It is brought on by prolonged exposure to heat and other environmental factors that work together to undermine the body's internal thermostat and its ability to regulate temperature.
"Heat is a silent killer, because symptoms are not so easily evident. And when these underlying conditions are present, the consequences can be very bad, and even catastrophic," said Alejandro Saez Reale of the World Meteorological Organization (WMO).
Infants, the elderly, people with health problems and outdoor workers are particularly vulnerable. City dwellers surrounded by concrete, brick and other heat-absorbing surfaces also face an elevated risk.
The WMO estimates that heat kills around half a million people a year but says the true toll is not known, and could be 30 times higher than is currently recorded.
As climate change makes heatwaves longer, stronger and more frequent, people across the planet will be increasingly exposed to conditions that test the limits of human endurance.
- More than a maximum -
Temperature might be the most widely used and easily understood weather reading, but headline-catching "maximum highs" do not fully tell how heat might affect the human body.
For example, the same temperature can feel very different in one place versus another: 35 degrees Celsius (95 Fahrenheit) feels much different in the dry heat of the desert versus the humid climes of a jungle.

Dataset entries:
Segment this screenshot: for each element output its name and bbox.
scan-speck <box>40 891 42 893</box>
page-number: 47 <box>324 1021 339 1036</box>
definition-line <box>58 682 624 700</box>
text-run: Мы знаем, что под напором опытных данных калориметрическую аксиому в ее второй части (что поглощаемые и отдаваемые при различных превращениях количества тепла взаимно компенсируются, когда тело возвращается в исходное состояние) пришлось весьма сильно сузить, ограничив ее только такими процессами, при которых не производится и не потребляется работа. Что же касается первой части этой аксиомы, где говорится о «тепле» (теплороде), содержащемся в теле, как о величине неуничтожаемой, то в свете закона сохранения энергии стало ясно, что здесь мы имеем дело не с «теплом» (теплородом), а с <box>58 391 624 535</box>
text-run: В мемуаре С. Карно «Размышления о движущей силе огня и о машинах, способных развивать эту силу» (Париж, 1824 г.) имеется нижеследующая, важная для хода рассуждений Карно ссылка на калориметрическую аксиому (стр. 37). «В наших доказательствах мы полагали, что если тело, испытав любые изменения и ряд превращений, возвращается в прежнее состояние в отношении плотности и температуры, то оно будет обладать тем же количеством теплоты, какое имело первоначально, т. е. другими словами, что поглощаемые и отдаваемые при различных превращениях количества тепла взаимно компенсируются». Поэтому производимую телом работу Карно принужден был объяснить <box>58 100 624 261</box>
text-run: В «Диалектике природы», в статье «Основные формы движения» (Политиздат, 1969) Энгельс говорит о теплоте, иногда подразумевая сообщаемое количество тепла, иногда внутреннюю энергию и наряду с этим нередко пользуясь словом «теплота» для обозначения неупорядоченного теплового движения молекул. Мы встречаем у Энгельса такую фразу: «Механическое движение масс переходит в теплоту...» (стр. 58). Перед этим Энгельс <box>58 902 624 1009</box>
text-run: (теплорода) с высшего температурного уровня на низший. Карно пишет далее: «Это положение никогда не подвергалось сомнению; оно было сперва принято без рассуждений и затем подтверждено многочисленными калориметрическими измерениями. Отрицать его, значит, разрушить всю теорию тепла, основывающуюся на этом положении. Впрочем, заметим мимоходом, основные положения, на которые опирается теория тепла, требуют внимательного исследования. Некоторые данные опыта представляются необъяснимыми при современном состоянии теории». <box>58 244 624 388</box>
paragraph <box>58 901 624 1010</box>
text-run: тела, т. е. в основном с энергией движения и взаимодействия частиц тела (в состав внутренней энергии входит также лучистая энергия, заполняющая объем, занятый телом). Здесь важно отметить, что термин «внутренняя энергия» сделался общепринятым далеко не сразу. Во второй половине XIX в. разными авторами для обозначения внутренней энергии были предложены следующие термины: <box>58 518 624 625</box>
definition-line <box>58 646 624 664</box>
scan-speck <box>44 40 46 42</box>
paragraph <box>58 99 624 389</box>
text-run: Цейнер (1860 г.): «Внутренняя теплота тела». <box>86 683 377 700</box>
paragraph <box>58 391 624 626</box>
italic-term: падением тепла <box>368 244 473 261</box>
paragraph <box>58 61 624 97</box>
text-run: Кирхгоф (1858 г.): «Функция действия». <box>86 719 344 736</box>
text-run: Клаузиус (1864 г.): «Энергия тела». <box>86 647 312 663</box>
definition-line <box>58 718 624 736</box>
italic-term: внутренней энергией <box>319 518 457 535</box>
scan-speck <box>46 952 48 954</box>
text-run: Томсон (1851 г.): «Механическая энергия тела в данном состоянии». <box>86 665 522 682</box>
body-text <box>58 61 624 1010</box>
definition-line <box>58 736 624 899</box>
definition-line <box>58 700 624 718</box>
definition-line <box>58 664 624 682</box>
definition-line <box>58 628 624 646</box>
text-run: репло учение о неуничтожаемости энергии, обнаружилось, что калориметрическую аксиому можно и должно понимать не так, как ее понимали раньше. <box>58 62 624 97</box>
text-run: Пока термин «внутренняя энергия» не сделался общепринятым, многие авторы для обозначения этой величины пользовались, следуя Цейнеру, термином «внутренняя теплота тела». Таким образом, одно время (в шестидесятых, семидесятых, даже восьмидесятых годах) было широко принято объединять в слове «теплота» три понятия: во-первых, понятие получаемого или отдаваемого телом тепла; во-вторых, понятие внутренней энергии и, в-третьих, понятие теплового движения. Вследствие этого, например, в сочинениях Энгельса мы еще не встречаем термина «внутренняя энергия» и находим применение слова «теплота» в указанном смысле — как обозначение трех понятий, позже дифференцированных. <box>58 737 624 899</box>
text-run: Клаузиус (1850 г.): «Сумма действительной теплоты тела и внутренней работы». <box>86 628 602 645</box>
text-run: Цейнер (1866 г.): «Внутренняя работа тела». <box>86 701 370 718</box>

■ **LIST OF TASKS**
[a] From the article on deadly heat, copy everything from "The WMO estimates" down to "of human endurance.".
[b] Answer these questions from the article on deadly heat, one line each:
(i) Which organization is Alejandro Saez Reale with?
(ii) How many people does the WMO estimate heat kills each year?
(iii) What temperature does the article use to show that the same reading can feel different in a desert and a jungle?
[c] Continue the article on deadly heat from its final sentence.

■ **TASK RESPONSES**
[a]
The WMO estimates that heat kills around half a million people a year but says the true toll is not known, and could be 30 times higher than is currently recorded.
As climate change makes heatwaves longer, stronger and more frequent, people across the planet will be increasingly exposed to conditions that test the limits of human endurance.

[b]
(i) The World Meteorological Organization (WMO).
(ii) Around half a million people a year.
(iii) 35 degrees Celsius (95 Fahrenheit).

[c]
To build a more complete picture, scientists consider a host of factors including temperature but also humidity, wind speed, clothing, direct sunshine, and even the amounts of concrete or greenery in the area.
All these play a big role in how the body perceives, and most importantly responds to, extreme heat.
There are many ways to measure heat stress, some of which are decades old, but all try to boil down different environmental readings into a single number or graph.
- 'Feels like' -
One of the oldest methods is known as wet-bulb temperature, a useful gauge in situations where the thermometer reading may not seem too extreme but when combined with humidity becomes unbearable, even lethal.
Just six hours exposed to 35 degrees Celsius with 100 percent humidity is enough to kill a healthy person, scientists said in 2023. Above this limit, sweat cannot evaporate off the skin, and the body overheats and expires.
Copernicus, the EU's climate monitor, uses the Universal Thermal Climate Index (UTCI), which considers temperature and humidity but also wind, sunshine and radiated heat to rank heat stress levels from moderate to extreme.
Extreme heat stress, as judged by this index, is a "feels like" temperature of 46 Celsius and above, at which point it is necessary to take action to avoid health risks.
The Heat Index, used by the US National Weather Service, offers an "apparent temperature" based on heat and humidity in the shade, and a colour-coded graph denoting the likelihood of illness from exposure.
Canada has developed the Humidex rating, which combines heat and humidity into one number to reflect the "perceived temperature" and presents the associated risk in a four-step "guide to summer comfort" chart.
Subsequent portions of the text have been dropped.